* _DATA_:
↓

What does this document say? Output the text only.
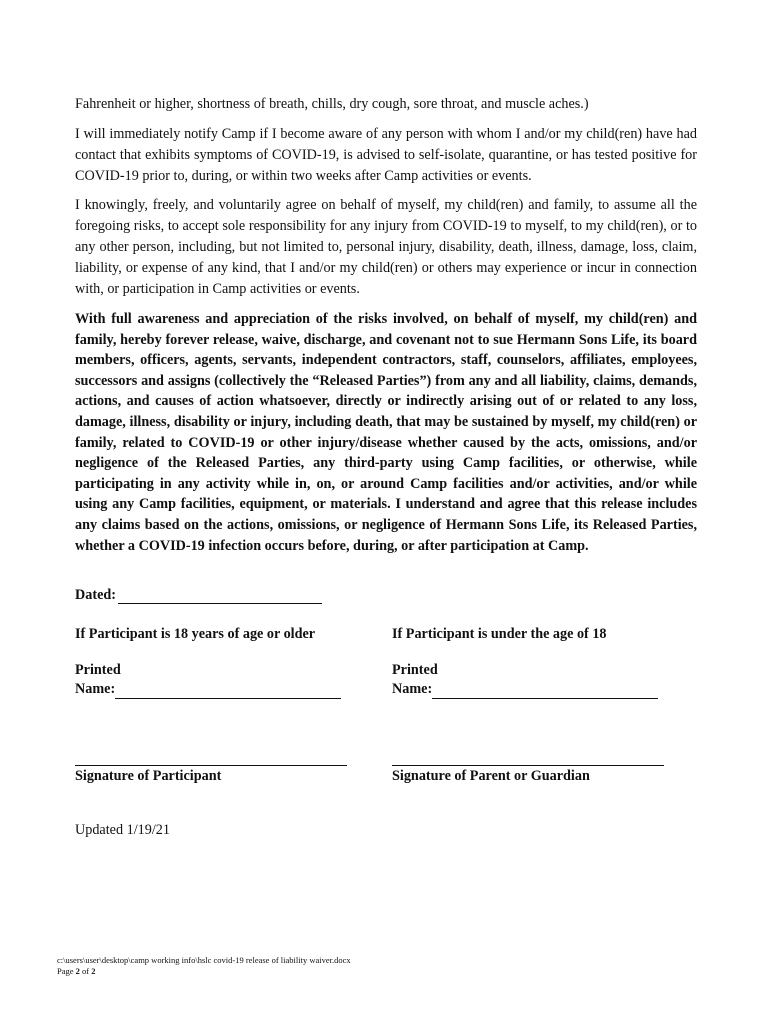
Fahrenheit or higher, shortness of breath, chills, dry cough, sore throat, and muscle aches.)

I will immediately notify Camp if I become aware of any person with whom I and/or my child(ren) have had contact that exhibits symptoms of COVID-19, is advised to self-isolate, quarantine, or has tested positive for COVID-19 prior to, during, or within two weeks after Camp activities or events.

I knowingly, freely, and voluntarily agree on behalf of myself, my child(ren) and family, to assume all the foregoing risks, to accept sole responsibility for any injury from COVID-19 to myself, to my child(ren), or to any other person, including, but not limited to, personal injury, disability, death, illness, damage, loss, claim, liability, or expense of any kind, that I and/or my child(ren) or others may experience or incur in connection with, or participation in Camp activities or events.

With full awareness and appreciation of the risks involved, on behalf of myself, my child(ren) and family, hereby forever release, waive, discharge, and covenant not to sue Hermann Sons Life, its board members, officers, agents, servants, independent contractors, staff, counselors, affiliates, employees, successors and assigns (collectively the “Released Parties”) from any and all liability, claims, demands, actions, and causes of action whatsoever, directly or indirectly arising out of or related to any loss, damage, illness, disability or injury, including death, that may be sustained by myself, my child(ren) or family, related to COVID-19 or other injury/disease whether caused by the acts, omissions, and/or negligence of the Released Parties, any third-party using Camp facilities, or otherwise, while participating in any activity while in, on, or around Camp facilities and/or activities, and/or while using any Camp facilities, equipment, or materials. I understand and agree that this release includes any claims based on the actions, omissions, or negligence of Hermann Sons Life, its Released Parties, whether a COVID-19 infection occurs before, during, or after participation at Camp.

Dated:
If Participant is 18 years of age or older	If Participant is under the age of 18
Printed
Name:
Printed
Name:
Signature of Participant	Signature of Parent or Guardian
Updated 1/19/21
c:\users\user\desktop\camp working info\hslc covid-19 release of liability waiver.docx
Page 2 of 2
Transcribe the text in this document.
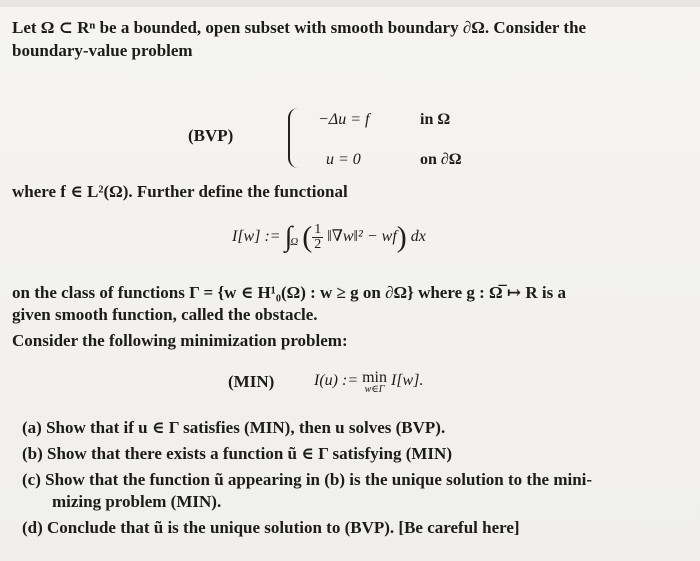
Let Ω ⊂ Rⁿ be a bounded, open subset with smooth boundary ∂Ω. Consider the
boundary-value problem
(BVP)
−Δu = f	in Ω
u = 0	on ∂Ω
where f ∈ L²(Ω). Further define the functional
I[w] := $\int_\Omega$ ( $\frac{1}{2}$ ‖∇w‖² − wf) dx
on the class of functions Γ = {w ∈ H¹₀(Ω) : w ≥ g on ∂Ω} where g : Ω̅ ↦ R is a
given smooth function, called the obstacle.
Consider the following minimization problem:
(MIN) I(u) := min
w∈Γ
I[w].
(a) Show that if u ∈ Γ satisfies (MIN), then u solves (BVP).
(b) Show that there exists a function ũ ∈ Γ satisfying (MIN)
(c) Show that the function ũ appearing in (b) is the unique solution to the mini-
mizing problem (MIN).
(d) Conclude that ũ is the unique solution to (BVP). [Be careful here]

↑
↓

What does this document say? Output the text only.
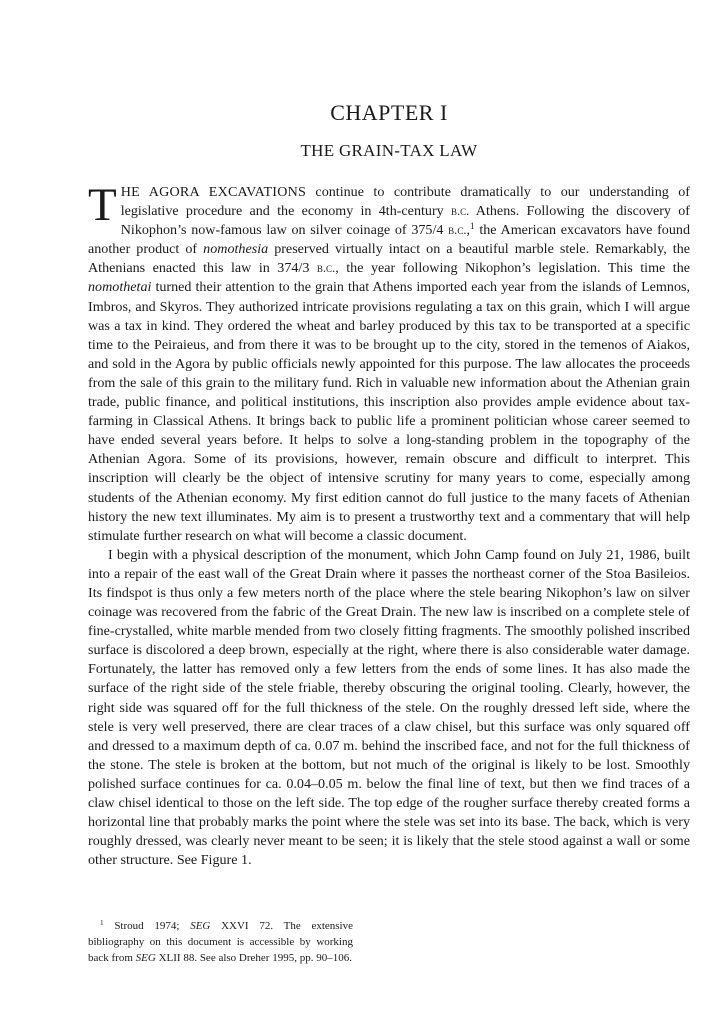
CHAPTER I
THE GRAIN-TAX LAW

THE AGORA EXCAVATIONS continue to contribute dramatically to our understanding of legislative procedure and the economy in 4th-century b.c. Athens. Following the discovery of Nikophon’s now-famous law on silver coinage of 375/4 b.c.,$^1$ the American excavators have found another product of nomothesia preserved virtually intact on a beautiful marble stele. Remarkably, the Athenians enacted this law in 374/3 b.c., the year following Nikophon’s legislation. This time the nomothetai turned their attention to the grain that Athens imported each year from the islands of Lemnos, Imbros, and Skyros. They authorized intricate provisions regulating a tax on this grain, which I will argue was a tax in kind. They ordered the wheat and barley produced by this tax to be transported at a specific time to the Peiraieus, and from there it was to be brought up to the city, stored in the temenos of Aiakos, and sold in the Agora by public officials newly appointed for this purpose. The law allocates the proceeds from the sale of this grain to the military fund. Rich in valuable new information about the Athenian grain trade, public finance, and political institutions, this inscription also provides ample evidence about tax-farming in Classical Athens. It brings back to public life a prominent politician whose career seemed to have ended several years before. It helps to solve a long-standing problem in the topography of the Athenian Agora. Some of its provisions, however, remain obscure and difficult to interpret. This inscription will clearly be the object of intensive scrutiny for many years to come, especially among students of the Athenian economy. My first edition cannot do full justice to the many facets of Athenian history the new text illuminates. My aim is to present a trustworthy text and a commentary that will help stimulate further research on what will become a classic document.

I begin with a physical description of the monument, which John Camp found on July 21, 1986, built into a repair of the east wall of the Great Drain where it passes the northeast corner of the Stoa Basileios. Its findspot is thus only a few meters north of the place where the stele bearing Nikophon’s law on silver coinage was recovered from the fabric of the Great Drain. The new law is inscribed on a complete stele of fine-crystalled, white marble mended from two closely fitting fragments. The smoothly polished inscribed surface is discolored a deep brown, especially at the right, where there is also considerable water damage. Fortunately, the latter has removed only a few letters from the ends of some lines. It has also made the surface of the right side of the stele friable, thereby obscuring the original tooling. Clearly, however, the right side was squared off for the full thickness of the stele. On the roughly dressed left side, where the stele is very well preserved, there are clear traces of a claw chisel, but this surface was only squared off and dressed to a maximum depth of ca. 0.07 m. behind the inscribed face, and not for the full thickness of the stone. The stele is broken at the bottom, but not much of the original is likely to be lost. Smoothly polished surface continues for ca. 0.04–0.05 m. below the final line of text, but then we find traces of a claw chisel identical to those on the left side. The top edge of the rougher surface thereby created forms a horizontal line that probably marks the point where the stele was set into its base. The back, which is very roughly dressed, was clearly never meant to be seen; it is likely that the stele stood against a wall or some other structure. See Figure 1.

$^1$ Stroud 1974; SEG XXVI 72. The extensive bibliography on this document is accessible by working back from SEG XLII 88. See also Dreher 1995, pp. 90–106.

↑

* _TASK STATEMENT_:
From the records above, how many lines include the word "Show"? Only the number is wanted.

* _RESULT OF THE EXERCISE_:
3